## What to do
Repeat each entry in full, exactly.

## Supplied data
========================
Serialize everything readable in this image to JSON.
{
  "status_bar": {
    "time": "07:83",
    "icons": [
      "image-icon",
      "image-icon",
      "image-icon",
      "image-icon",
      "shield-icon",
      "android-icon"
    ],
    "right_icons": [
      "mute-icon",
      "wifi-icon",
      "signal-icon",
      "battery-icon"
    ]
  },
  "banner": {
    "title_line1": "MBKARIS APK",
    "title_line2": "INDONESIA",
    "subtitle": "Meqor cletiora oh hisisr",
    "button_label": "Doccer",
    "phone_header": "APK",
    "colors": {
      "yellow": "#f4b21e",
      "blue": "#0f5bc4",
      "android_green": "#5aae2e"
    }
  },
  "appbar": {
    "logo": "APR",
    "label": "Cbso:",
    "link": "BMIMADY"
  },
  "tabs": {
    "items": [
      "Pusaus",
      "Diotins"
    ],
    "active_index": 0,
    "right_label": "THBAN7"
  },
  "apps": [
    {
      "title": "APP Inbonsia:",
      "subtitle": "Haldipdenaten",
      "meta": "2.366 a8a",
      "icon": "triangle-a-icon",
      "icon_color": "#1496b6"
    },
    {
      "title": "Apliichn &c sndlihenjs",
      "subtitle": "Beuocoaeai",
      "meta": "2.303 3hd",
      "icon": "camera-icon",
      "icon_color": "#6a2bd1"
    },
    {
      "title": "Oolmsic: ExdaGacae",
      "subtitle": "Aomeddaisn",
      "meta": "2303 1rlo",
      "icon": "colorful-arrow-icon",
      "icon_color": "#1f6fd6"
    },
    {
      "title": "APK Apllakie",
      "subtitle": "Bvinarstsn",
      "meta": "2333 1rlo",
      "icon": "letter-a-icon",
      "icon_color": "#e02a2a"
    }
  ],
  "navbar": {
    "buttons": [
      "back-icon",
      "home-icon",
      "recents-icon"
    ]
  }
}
========================
## Finished answer
Serialize everything readable in this image to JSON.
{
  "status_bar": {
    "time": "07:83",
    "icons": [
      "image-icon",
      "image-icon",
      "image-icon",
      "image-icon",
      "shield-icon",
      "android-icon"
    ],
    "right_icons": [
      "mute-icon",
      "wifi-icon",
      "signal-icon",
      "battery-icon"
    ]
  },
  "banner": {
    "title_line1": "MBKARIS APK",
    "title_line2": "INDONESIA",
    "subtitle": "Meqor cletiora oh hisisr",
    "button_label": "Doccer",
    "phone_header": "APK",
    "colors": {
      "yellow": "#f4b21e",
      "blue": "#0f5bc4",
      "android_green": "#5aae2e"
    }
  },
  "appbar": {
    "logo": "APR",
    "label": "Cbso:",
    "link": "BMIMADY"
  },
  "tabs": {
    "items": [
      "Pusaus",
      "Diotins"
    ],
    "active_index": 0,
    "right_label": "THBAN7"
  },
  "apps": [
    {
      "title": "APP Inbonsia:",
      "subtitle": "Haldipdenaten",
      "meta": "2.366 a8a",
      "icon": "triangle-a-icon",
      "icon_color": "#1496b6"
    },
    {
      "title": "Apliichn &c sndlihenjs",
      "subtitle": "Beuocoaeai",
      "meta": "2.303 3hd",
      "icon": "camera-icon",
      "icon_color": "#6a2bd1"
    },
    {
      "title": "Oolmsic: ExdaGacae",
      "subtitle": "Aomeddaisn",
      "meta": "2303 1rlo",
      "icon": "colorful-arrow-icon",
      "icon_color": "#1f6fd6"
    },
    {
      "title": "APK Apllakie",
      "subtitle": "Bvinarstsn",
      "meta": "2333 1rlo",
      "icon": "letter-a-icon",
      "icon_color": "#e02a2a"
    }
  ],
  "navbar": {
    "buttons": [
      "back-icon",
      "home-icon",
      "recents-icon"
    ]
  }
}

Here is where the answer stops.